Some lines in the records below may hold the word "system"; give the number of those lines and nothing else.

:::::

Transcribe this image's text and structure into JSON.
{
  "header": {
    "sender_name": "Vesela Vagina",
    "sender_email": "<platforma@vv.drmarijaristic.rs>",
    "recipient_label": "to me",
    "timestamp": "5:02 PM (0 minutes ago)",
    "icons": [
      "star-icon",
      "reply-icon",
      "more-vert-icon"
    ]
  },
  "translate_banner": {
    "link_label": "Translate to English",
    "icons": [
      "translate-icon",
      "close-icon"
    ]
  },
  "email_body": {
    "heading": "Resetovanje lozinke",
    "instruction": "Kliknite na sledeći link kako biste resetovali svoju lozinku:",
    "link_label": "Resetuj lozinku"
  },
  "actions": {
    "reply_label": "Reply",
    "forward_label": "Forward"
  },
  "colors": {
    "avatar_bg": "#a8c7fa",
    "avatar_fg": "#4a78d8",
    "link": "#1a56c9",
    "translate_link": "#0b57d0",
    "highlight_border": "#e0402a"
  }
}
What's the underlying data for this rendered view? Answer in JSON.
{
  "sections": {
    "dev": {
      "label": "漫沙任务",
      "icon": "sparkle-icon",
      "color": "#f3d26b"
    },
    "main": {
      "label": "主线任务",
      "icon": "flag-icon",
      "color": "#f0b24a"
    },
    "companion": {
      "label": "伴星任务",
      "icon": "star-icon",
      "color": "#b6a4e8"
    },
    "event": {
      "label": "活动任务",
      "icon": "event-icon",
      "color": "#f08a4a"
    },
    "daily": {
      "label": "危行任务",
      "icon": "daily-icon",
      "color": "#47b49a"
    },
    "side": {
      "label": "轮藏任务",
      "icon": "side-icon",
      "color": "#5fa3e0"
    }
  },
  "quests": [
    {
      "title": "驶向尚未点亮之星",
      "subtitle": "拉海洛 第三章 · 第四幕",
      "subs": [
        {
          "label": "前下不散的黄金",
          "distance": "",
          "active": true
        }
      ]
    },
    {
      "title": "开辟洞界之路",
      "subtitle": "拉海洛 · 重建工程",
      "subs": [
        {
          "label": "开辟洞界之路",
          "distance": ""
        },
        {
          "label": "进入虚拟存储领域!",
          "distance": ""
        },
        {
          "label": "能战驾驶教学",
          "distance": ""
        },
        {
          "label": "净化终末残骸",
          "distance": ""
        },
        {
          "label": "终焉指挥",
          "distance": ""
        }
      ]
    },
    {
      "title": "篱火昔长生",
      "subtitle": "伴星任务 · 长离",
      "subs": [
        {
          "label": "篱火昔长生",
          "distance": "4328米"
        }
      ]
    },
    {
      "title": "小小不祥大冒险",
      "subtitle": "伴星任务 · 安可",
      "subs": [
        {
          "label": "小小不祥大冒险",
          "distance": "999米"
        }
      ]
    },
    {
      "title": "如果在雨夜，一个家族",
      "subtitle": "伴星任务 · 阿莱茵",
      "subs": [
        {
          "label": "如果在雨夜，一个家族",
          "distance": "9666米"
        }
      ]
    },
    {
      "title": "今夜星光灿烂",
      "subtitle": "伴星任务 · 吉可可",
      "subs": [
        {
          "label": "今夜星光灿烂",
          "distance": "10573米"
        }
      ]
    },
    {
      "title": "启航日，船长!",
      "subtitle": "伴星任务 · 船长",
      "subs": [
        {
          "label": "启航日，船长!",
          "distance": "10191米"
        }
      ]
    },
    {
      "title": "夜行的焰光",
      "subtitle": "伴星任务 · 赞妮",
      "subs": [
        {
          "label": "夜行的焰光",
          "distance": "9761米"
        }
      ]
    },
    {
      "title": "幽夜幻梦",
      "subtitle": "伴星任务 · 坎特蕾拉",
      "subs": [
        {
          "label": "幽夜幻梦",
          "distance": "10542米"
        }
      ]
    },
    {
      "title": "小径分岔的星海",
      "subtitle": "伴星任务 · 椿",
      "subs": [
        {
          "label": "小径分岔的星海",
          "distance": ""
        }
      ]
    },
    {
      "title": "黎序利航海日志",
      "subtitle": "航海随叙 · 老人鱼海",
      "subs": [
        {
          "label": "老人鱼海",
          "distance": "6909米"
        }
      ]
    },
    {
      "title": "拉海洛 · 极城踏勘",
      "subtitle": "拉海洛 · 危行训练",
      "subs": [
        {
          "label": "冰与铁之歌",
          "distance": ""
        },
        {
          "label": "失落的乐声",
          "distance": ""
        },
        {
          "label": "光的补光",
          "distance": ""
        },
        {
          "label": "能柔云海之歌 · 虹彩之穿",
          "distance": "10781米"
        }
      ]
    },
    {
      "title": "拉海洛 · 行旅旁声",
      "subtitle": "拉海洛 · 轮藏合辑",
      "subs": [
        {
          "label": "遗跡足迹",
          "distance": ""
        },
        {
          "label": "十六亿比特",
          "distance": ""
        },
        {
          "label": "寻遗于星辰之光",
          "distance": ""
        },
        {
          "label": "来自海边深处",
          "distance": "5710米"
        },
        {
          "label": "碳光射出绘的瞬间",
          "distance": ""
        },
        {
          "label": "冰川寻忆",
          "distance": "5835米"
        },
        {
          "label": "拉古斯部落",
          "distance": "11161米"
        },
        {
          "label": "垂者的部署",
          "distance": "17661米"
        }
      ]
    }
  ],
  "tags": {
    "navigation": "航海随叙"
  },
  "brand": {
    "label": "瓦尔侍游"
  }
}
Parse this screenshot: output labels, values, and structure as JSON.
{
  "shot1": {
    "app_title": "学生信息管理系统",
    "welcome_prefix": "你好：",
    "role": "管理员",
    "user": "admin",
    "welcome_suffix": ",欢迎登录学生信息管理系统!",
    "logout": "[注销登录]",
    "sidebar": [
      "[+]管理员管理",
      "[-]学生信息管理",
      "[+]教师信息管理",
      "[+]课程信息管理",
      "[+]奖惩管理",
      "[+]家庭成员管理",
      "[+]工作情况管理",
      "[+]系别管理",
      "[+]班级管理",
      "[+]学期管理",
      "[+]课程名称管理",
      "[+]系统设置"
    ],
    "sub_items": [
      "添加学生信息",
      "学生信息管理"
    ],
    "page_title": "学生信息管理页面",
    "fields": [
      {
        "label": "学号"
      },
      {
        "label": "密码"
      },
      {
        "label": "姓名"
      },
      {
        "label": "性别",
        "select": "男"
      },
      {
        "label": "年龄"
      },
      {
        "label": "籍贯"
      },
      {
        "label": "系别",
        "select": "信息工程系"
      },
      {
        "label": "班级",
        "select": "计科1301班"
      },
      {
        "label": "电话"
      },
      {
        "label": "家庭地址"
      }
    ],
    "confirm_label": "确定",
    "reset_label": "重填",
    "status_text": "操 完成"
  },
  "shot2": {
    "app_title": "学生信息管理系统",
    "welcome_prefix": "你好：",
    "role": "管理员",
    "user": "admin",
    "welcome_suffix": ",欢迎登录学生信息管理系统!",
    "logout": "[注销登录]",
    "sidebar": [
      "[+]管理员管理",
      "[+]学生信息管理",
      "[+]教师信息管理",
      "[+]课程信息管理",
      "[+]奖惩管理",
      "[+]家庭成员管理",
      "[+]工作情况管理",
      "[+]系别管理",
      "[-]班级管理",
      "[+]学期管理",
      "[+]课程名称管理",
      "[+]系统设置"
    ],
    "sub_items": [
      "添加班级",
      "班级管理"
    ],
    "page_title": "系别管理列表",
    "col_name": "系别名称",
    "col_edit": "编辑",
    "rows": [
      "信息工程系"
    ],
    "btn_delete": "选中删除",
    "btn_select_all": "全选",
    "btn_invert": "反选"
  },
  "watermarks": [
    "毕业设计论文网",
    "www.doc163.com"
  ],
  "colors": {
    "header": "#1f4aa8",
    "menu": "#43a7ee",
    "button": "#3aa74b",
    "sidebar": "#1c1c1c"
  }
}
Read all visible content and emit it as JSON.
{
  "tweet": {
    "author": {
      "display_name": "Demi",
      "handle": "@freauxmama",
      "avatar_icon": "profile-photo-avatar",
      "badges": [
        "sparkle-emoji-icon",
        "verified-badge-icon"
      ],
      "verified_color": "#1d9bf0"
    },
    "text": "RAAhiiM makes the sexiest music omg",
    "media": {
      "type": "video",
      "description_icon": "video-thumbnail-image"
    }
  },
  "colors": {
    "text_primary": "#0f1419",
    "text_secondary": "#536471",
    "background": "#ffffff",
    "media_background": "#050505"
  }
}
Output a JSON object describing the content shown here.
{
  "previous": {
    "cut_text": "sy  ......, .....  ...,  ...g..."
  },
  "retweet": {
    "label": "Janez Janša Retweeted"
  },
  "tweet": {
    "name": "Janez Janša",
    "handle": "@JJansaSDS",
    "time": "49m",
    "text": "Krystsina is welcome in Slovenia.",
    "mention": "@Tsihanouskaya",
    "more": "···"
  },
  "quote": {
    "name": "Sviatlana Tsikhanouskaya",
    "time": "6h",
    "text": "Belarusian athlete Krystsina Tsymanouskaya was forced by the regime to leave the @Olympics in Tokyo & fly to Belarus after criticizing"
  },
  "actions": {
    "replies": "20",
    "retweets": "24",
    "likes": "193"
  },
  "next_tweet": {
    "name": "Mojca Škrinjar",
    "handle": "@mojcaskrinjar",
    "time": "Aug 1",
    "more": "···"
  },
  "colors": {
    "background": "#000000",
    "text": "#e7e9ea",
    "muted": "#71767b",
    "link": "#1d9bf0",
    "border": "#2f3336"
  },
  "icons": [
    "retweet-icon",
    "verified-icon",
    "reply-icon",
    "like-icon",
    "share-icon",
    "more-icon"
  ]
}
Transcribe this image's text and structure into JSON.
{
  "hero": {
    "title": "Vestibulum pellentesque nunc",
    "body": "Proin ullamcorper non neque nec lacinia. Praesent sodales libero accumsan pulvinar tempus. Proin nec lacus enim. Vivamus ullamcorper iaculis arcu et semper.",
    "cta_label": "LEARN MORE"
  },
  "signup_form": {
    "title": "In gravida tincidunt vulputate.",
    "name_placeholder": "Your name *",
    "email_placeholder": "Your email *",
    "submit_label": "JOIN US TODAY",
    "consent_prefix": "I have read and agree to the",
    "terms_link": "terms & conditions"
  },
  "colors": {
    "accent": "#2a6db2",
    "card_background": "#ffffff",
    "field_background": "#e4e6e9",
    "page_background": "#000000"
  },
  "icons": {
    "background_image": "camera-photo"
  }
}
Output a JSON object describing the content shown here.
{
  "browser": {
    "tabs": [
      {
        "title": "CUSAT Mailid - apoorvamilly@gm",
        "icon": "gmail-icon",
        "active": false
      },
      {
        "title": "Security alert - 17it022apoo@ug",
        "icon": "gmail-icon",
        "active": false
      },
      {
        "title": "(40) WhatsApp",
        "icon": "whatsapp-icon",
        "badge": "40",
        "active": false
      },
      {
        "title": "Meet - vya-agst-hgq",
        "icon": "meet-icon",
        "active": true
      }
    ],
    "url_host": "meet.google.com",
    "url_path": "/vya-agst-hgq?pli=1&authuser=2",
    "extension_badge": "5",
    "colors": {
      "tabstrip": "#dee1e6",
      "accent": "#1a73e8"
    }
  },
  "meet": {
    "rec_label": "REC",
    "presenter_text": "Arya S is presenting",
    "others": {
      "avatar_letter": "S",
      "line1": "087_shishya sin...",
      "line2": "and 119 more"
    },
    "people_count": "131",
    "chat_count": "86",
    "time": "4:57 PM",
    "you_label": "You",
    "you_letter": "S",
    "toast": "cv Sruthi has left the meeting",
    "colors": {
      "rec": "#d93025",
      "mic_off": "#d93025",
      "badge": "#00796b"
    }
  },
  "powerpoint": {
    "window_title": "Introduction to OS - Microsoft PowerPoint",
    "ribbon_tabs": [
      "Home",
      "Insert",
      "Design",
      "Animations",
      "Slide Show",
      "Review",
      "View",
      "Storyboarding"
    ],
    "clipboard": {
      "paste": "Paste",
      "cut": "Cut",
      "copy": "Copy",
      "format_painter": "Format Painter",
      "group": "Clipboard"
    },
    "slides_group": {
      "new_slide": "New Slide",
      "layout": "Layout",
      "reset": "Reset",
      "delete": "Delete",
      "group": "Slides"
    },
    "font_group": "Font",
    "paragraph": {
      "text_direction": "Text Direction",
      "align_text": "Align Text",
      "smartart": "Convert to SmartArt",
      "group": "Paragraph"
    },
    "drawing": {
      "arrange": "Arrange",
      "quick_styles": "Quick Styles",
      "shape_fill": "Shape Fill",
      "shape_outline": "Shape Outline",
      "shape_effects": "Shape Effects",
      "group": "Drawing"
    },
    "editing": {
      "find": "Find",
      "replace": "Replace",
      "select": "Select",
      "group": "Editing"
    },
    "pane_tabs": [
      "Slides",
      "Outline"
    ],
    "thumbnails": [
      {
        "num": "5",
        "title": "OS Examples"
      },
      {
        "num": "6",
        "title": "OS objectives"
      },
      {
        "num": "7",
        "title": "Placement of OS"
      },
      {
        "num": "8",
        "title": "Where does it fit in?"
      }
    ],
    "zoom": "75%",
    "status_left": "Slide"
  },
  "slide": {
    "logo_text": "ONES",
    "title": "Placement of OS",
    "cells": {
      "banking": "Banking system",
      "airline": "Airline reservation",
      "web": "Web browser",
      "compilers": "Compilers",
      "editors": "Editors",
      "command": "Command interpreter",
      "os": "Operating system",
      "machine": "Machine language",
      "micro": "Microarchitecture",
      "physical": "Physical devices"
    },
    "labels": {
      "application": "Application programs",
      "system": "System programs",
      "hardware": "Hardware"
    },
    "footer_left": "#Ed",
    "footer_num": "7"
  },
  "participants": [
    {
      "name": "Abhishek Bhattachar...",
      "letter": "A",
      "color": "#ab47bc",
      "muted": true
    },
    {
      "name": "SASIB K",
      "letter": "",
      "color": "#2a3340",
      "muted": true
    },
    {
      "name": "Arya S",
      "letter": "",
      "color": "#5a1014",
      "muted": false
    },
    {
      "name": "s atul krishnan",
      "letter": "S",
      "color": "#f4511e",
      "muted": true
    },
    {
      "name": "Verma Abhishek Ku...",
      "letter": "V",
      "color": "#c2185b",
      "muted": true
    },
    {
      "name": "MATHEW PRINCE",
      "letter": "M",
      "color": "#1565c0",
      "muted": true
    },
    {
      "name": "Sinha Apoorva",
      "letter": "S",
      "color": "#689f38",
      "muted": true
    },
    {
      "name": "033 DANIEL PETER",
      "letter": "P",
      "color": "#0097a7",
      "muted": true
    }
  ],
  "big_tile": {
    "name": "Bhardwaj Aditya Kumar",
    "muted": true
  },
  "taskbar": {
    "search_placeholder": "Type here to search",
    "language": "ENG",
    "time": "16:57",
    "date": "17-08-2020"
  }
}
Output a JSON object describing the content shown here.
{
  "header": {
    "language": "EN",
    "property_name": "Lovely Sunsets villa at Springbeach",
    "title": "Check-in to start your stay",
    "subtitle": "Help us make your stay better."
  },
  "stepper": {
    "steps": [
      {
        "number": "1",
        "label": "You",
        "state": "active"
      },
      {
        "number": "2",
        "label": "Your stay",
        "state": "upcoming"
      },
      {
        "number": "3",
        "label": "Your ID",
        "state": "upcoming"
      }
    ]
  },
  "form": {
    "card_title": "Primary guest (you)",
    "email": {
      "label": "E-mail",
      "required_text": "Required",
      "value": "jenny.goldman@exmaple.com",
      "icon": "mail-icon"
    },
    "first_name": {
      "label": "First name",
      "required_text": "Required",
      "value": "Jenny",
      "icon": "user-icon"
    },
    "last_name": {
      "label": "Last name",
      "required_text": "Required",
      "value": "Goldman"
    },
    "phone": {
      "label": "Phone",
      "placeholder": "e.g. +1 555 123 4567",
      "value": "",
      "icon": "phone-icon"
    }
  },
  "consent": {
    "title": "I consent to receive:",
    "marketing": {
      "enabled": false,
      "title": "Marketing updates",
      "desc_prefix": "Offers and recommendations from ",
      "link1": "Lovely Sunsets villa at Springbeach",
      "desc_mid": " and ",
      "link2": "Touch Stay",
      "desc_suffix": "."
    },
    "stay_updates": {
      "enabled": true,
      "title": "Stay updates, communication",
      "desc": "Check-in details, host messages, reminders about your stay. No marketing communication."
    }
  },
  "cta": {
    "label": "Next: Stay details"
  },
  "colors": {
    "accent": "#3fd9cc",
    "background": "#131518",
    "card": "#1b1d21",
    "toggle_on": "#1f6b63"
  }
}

:::::

▶ _EXERCISE OUTPUT_:
3